- [Given problem]: Go through the listing and write out all of it exactly.

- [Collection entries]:

"""

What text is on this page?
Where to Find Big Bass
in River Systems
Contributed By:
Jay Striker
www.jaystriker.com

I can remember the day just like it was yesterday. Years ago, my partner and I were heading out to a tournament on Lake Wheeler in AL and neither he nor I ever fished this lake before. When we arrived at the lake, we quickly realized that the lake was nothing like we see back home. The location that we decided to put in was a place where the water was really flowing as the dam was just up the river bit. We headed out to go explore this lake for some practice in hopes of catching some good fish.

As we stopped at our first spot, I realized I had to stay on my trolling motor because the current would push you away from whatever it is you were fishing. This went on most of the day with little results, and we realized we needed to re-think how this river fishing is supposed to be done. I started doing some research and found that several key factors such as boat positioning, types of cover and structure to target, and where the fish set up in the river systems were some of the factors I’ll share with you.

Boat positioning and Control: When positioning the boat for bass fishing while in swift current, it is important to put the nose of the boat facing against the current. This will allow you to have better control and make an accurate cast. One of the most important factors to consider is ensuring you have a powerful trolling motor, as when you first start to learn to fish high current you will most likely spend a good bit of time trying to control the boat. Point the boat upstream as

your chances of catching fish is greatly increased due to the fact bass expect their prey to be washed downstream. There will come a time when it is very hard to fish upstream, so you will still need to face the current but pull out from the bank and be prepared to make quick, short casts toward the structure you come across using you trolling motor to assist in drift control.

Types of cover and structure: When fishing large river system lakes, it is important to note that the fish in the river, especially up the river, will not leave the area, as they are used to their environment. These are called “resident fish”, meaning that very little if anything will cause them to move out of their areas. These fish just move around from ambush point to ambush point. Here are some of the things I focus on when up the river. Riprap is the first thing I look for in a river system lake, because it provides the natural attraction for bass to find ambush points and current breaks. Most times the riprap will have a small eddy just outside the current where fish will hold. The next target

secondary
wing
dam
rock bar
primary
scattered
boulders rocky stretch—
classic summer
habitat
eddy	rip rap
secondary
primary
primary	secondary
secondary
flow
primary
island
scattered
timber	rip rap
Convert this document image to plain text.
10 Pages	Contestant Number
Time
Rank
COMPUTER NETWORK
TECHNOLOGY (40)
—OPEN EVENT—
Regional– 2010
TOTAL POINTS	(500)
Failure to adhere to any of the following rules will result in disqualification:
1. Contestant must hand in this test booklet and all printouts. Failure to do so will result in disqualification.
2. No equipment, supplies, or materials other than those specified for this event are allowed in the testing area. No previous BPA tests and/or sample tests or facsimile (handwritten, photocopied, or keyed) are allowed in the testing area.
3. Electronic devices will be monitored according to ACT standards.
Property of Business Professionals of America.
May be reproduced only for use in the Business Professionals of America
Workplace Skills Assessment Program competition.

"""

- [Written reply]:
What text is on this page?
Where to Find Big Bass
in River Systems
Contributed By:
Jay Striker
www.jaystriker.com

I can remember the day just like it was yesterday. Years ago, my partner and I were heading out to a tournament on Lake Wheeler in AL and neither he nor I ever fished this lake before. When we arrived at the lake, we quickly realized that the lake was nothing like we see back home. The location that we decided to put in was a place where the water was really flowing as the dam was just up the river bit. We headed out to go explore this lake for some practice in hopes of catching some good fish.

As we stopped at our first spot, I realized I had to stay on my trolling motor because the current would push you away from whatever it is you were fishing. This went on most of the day with little results, and we realized we needed to re-think how this river fishing is supposed to be done. I started doing some research and found that several key factors such as boat positioning, types of cover and structure to target, and where the fish set up in the river systems were some of the factors I’ll share with you.

Boat positioning and Control: When positioning the boat for bass fishing while in swift current, it is important to put the nose of the boat facing against the current. This will allow you to have better control and make an accurate cast. One of the most important factors to consider is ensuring you have a powerful trolling motor, as when you first start to learn to fish high current you will most likely spend a good bit of time trying to control the boat. Point the boat upstream as

your chances of catching fish is greatly increased due to the fact bass expect their prey to be washed downstream. There will come a time when it is very hard to fish upstream, so you will still need to face the current but pull out from the bank and be prepared to make quick, short casts toward the structure you come across using you trolling motor to assist in drift control.

Types of cover and structure: When fishing large river system lakes, it is important to note that the fish in the river, especially up the river, will not leave the area, as they are used to their environment. These are called “resident fish”, meaning that very little if anything will cause them to move out of their areas. These fish just move around from ambush point to ambush point. Here are some of the things I focus on when up the river. Riprap is the first thing I look for in a river system lake, because it provides the natural attraction for bass to find ambush points and current breaks. Most times the riprap will have a small eddy just outside the current where fish will hold. The next target

secondary
wing
dam
rock bar
primary
scattered
boulders rocky stretch—
classic summer
habitat
eddy	rip rap
secondary
primary
primary	secondary
secondary
flow
primary
island
scattered
timber	rip rap
Convert this document image to plain text.
10 Pages	Contestant Number
Time
Rank
COMPUTER NETWORK
TECHNOLOGY (40)
—OPEN EVENT—
Regional– 2010
TOTAL POINTS	(500)
Failure to adhere to any of the following rules will result in disqualification:
1. Contestant must hand in this test booklet and all printouts. Failure to do so will result in disqualification.
2. No equipment, supplies, or materials other than those specified for this event are allowed in the testing area. No previous BPA tests and/or sample tests or facsimile (handwritten, photocopied, or keyed) are allowed in the testing area.
3. Electronic devices will be monitored according to ACT standards.
Property of Business Professionals of America.
May be reproduced only for use in the Business Professionals of America
Workplace Skills Assessment Program competition.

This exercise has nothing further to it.